-- Start Source text --

D+C Development and Cooperation (No. 3, May/June 2001,
p. 16 - 17)

Preconditions and Prospects of an African Renaissance
A View from East Africa
Peter Anyang Nyongo

According to the author, a candidate in Kenyas presidential elections, an African Renaissance cannot be achieved by the present governments and states in East Africa. He believes it must be brought about by civil society and organised political forces with clear concepts and ideologies for change. At the same time, a radical change in governance would be the precondition to revive the capability of the state to provide basic services for the people.
It is not until recently that the concept African Renaissance became popular, no doubt as a result of the South African president, Thabo Mbeki, calling for it. Concerned that Africas potential, both human and natural, is not measuring up to her place in the global political economy, Mbeki has campaigned for a new paradigm of development in Africa. This is a development that will begin with appreciating what exists in Africa, how it can be used for development, how it can be built upon and what complimentary efforts can come from outside as determined by social forces within Africa.
African renaissance is, to begin with, a rejection of Afro-pessimism. But it is a rejection that is not necessarily romantic. Nor does it seek to gloss over the problems of Africa; the negative forces in the development process are taken into account given their African origin as well as their external ramifications. Africa, as it were, is not extracted out of its history and the global dynamics which have shaped its destiny in the past and in contemporary times. In this regard, the dialectics of imperialism and struggles for national liberation need to be seen as providing the context within which this rebirth is to take place.

-- End Source text --

> Job
In the African Renaissance article, reproduce the passage starting at "According to the" and ending at "for the people.", changing "civil society" to "citizen groups". These entries were taken from a separate source.

-- Start Items --

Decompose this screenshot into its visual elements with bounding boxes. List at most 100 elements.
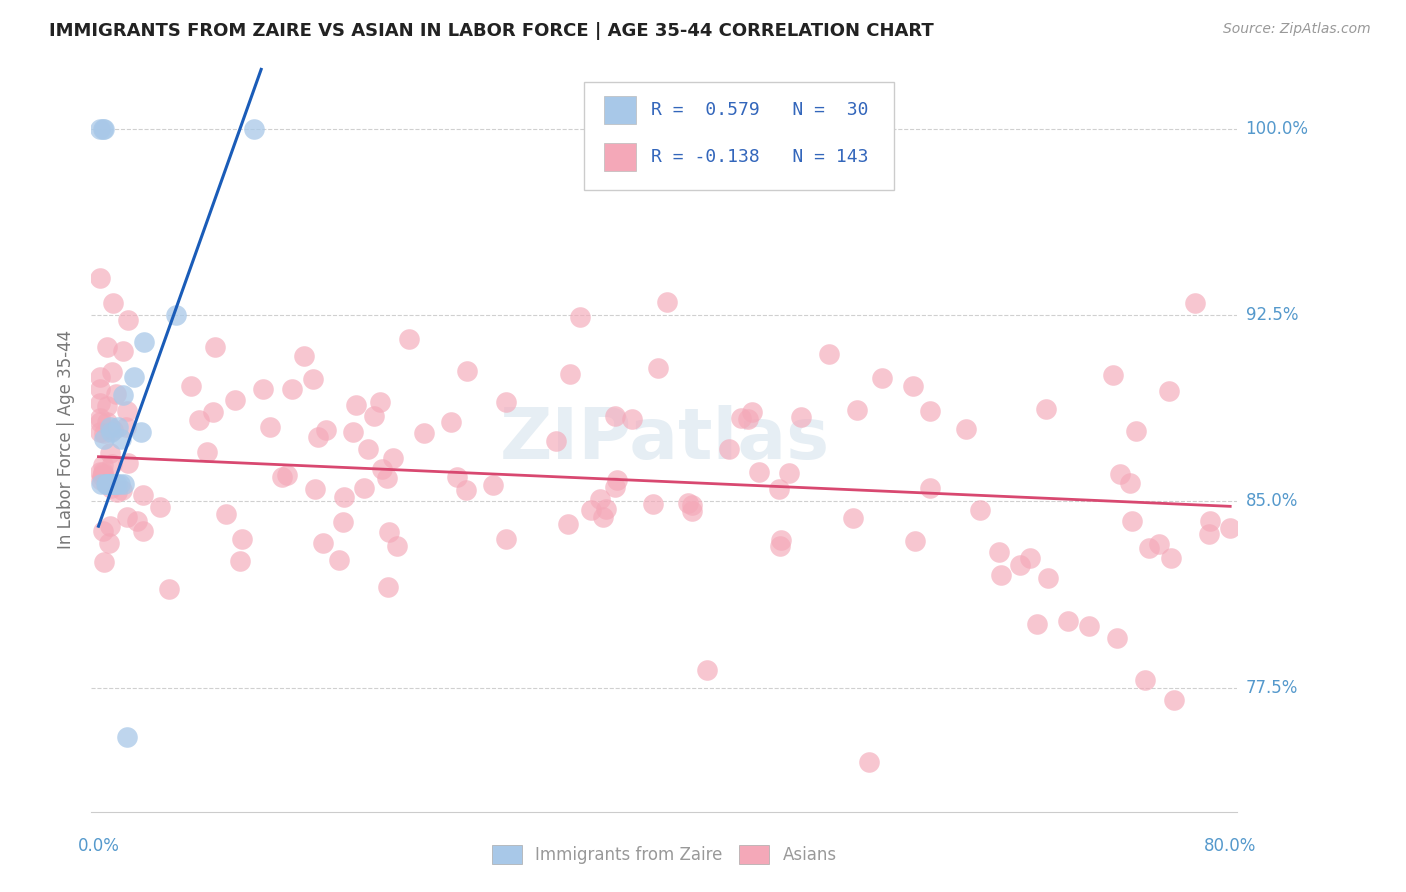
Point — [987, 545, 1010, 559]
Point — [115, 404, 138, 418]
Point — [456, 364, 478, 378]
Point — [377, 580, 399, 594]
Text: R = -0.138   N = 143: R = -0.138 N = 143 — [651, 148, 868, 166]
Point — [98, 519, 121, 533]
Point — [90, 473, 112, 487]
Point — [111, 483, 134, 497]
Point — [304, 483, 326, 497]
Point — [98, 477, 121, 491]
Point — [790, 410, 813, 425]
Point — [1121, 514, 1143, 528]
Point — [115, 730, 138, 744]
Point — [117, 312, 139, 326]
Point — [96, 340, 118, 354]
Point — [769, 533, 792, 548]
Point — [558, 367, 581, 381]
Point — [89, 382, 111, 396]
Point — [101, 457, 124, 471]
Point — [89, 411, 111, 425]
Point — [643, 497, 665, 511]
Point — [557, 516, 579, 531]
Bar — [603, 96, 636, 124]
Point — [105, 387, 128, 401]
Point — [96, 416, 118, 430]
Point — [606, 473, 628, 487]
Point — [132, 335, 155, 350]
Point — [1199, 514, 1222, 528]
Point — [89, 122, 111, 136]
Point — [100, 477, 122, 491]
Point — [595, 502, 617, 516]
Point — [920, 481, 942, 495]
Point — [91, 122, 114, 136]
Point — [1219, 521, 1241, 535]
Point — [110, 432, 132, 446]
Point — [818, 347, 841, 361]
Point — [180, 379, 202, 393]
Point — [100, 425, 122, 439]
Point — [901, 379, 924, 393]
Text: 80.0%: 80.0% — [1204, 837, 1257, 855]
Point — [681, 504, 703, 518]
Point — [204, 340, 226, 354]
Point — [281, 383, 304, 397]
Point — [307, 430, 329, 444]
Point — [100, 481, 122, 495]
Point — [97, 477, 120, 491]
Point — [454, 483, 477, 497]
Point — [215, 507, 238, 521]
Legend: Immigrants from Zaire, Asians: Immigrants from Zaire, Asians — [485, 838, 844, 871]
Text: Source: ZipAtlas.com: Source: ZipAtlas.com — [1223, 22, 1371, 37]
Point — [107, 420, 129, 434]
Point — [647, 361, 669, 376]
Point — [1026, 616, 1049, 631]
Point — [678, 496, 700, 510]
Point — [920, 404, 942, 418]
Point — [1105, 631, 1128, 645]
Point — [858, 755, 880, 769]
Point — [228, 554, 250, 568]
Point — [737, 412, 759, 426]
Point — [259, 420, 281, 434]
Point — [132, 524, 155, 538]
Point — [157, 582, 180, 597]
Point — [231, 533, 253, 547]
Point — [96, 399, 118, 413]
Point — [955, 422, 977, 436]
Point — [1077, 618, 1099, 632]
Point — [93, 426, 115, 441]
Point — [107, 485, 129, 500]
Point — [413, 425, 436, 440]
Point — [1157, 384, 1180, 398]
Point — [112, 344, 135, 359]
Point — [1135, 673, 1157, 687]
Point — [91, 467, 114, 482]
Point — [98, 420, 121, 434]
Point — [188, 413, 211, 427]
Point — [481, 478, 503, 492]
Text: 77.5%: 77.5% — [1246, 679, 1298, 697]
Point — [842, 511, 865, 525]
FancyBboxPatch shape — [583, 82, 893, 190]
Point — [89, 396, 111, 410]
Point — [1147, 537, 1170, 551]
Point — [495, 395, 517, 409]
Text: IMMIGRANTS FROM ZAIRE VS ASIAN IN LABOR FORCE | AGE 35-44 CORRELATION CHART: IMMIGRANTS FROM ZAIRE VS ASIAN IN LABOR … — [49, 22, 934, 40]
Point — [328, 553, 350, 567]
Point — [252, 382, 274, 396]
Point — [378, 524, 401, 539]
Point — [276, 467, 298, 482]
Point — [93, 432, 115, 446]
Point — [741, 405, 763, 419]
Point — [195, 444, 218, 458]
Point — [440, 415, 463, 429]
Point — [96, 477, 118, 491]
Bar — [603, 143, 636, 171]
Point — [1125, 424, 1147, 438]
Point — [592, 509, 614, 524]
Point — [387, 539, 409, 553]
Point — [115, 510, 138, 524]
Point — [333, 491, 356, 505]
Point — [357, 442, 380, 456]
Point — [768, 482, 790, 496]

-- End Items --

> Written response
According to the author, a candidate in Kenyas presidential elections, an African Renaissance cannot be achieved by the present governments and states in East Africa. He believes it must be brought about by citizen groups and organised political forces with clear concepts and ideologies for change. At the same time, a radical change in governance would be the precondition to revive the capability of the state to provide basic services for the people.